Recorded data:
>>>

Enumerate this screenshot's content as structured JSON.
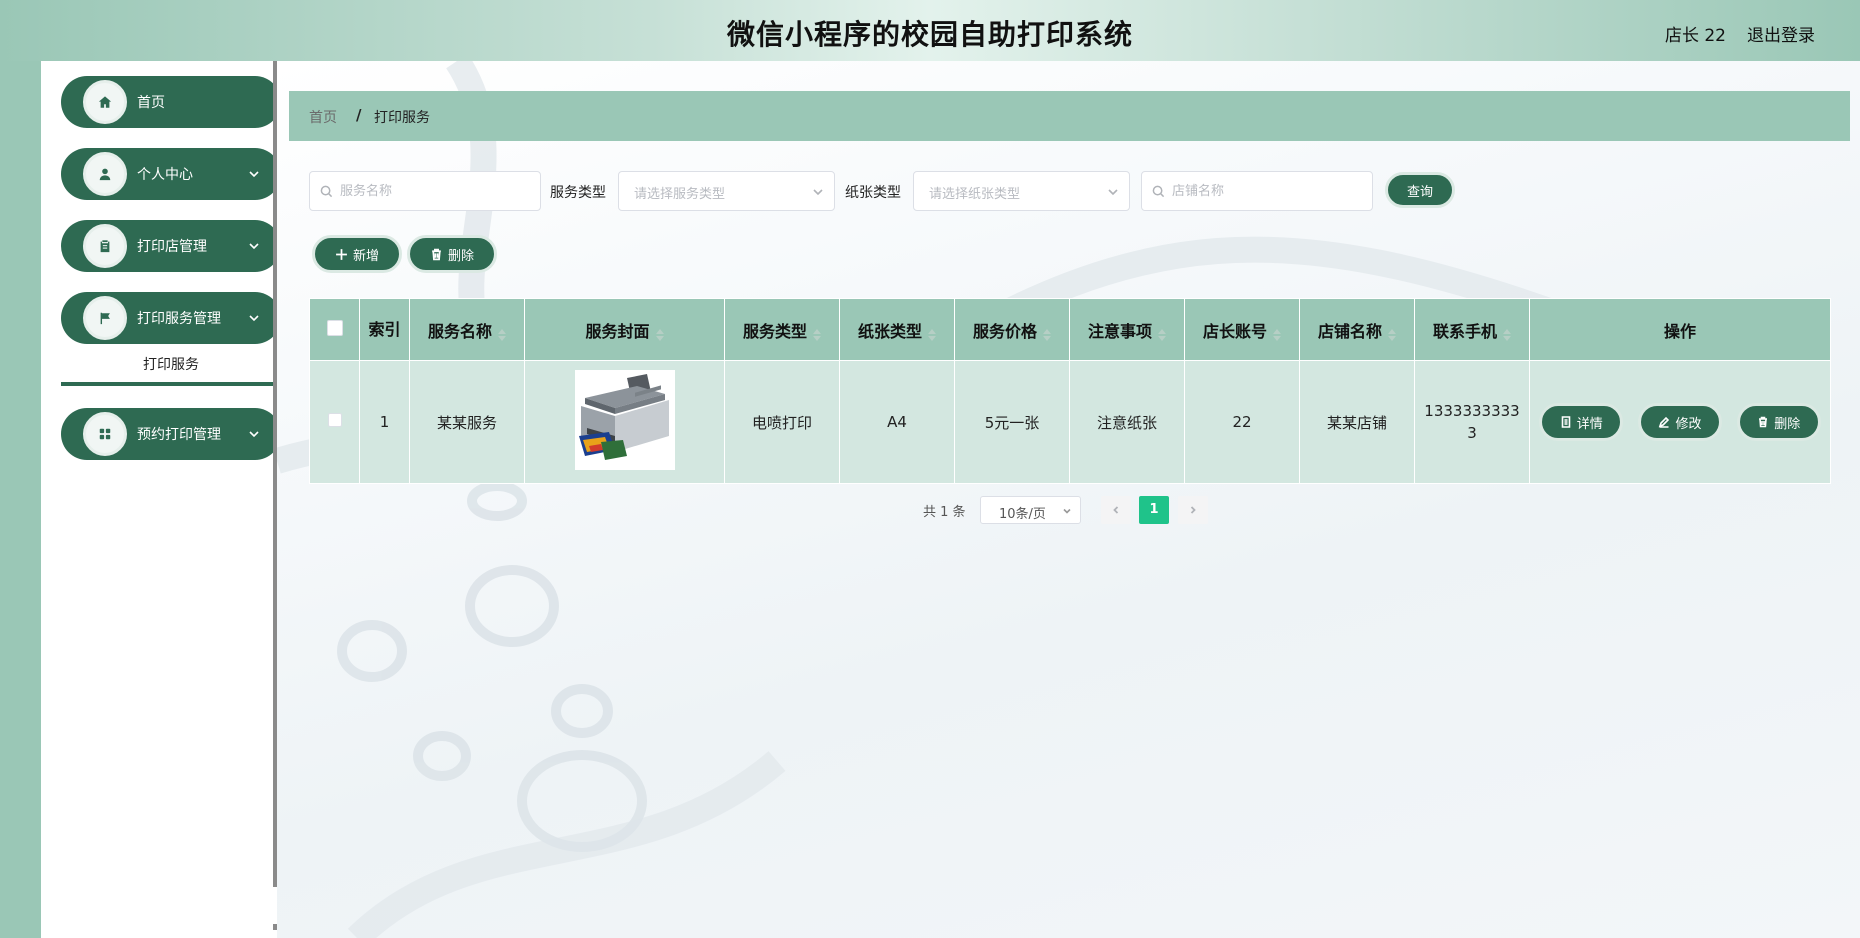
{
  "header": {
    "title": "微信小程序的校园自助打印系统",
    "user": "店长 22",
    "logout": "退出登录"
  },
  "sidebar": {
    "items": [
      {
        "label": "首页",
        "icon": "home-icon"
      },
      {
        "label": "个人中心",
        "icon": "user-icon"
      },
      {
        "label": "打印店管理",
        "icon": "clipboard-icon"
      },
      {
        "label": "打印服务管理",
        "icon": "flag-icon"
      },
      {
        "label": "预约打印管理",
        "icon": "grid-icon"
      }
    ],
    "submenu_active": "打印服务"
  },
  "breadcrumb": {
    "home": "首页",
    "separator": "/",
    "current": "打印服务"
  },
  "search": {
    "service_name_placeholder": "服务名称",
    "service_type_label": "服务类型",
    "service_type_placeholder": "请选择服务类型",
    "paper_type_label": "纸张类型",
    "paper_type_placeholder": "请选择纸张类型",
    "shop_name_placeholder": "店铺名称",
    "query_button": "查询"
  },
  "actions": {
    "add": "新增",
    "delete": "删除"
  },
  "table": {
    "headers": [
      "索引",
      "服务名称",
      "服务封面",
      "服务类型",
      "纸张类型",
      "服务价格",
      "注意事项",
      "店长账号",
      "店铺名称",
      "联系手机",
      "操作"
    ],
    "rows": [
      {
        "index": "1",
        "service_name": "某某服务",
        "cover": "printer-image",
        "service_type": "电喷打印",
        "paper_type": "A4",
        "price": "5元一张",
        "notes": "注意纸张",
        "manager_account": "22",
        "shop_name": "某某店铺",
        "phone": "13333333333",
        "btn_detail": "详情",
        "btn_edit": "修改",
        "btn_delete": "删除"
      }
    ]
  },
  "pagination": {
    "total": "共 1 条",
    "page_size": "10条/页",
    "current_page": "1"
  },
  "colors": {
    "primary_dark": "#2e6a52",
    "primary_light": "#9ac7b6",
    "row_bg": "#d3e7e0",
    "page_active": "#1fc38a"
  }
}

<<<

**GOAL:**
Go through the data above and transcribe it in full, omitting any image.

**RESPONSE TO THIS EXERCISE:**
Enumerate this screenshot's content as structured JSON.
{
  "header": {
    "title": "微信小程序的校园自助打印系统",
    "user": "店长 22",
    "logout": "退出登录"
  },
  "sidebar": {
    "items": [
      {
        "label": "首页",
        "icon": "home-icon"
      },
      {
        "label": "个人中心",
        "icon": "user-icon"
      },
      {
        "label": "打印店管理",
        "icon": "clipboard-icon"
      },
      {
        "label": "打印服务管理",
        "icon": "flag-icon"
      },
      {
        "label": "预约打印管理",
        "icon": "grid-icon"
      }
    ],
    "submenu_active": "打印服务"
  },
  "breadcrumb": {
    "home": "首页",
    "separator": "/",
    "current": "打印服务"
  },
  "search": {
    "service_name_placeholder": "服务名称",
    "service_type_label": "服务类型",
    "service_type_placeholder": "请选择服务类型",
    "paper_type_label": "纸张类型",
    "paper_type_placeholder": "请选择纸张类型",
    "shop_name_placeholder": "店铺名称",
    "query_button": "查询"
  },
  "actions": {
    "add": "新增",
    "delete": "删除"
  },
  "table": {
    "headers": [
      "索引",
      "服务名称",
      "服务封面",
      "服务类型",
      "纸张类型",
      "服务价格",
      "注意事项",
      "店长账号",
      "店铺名称",
      "联系手机",
      "操作"
    ],
    "rows": [
      {
        "index": "1",
        "service_name": "某某服务",
        "cover": "printer-image",
        "service_type": "电喷打印",
        "paper_type": "A4",
        "price": "5元一张",
        "notes": "注意纸张",
        "manager_account": "22",
        "shop_name": "某某店铺",
        "phone": "13333333333",
        "btn_detail": "详情",
        "btn_edit": "修改",
        "btn_delete": "删除"
      }
    ]
  },
  "pagination": {
    "total": "共 1 条",
    "page_size": "10条/页",
    "current_page": "1"
  },
  "colors": {
    "primary_dark": "#2e6a52",
    "primary_light": "#9ac7b6",
    "row_bg": "#d3e7e0",
    "page_active": "#1fc38a"
  }
}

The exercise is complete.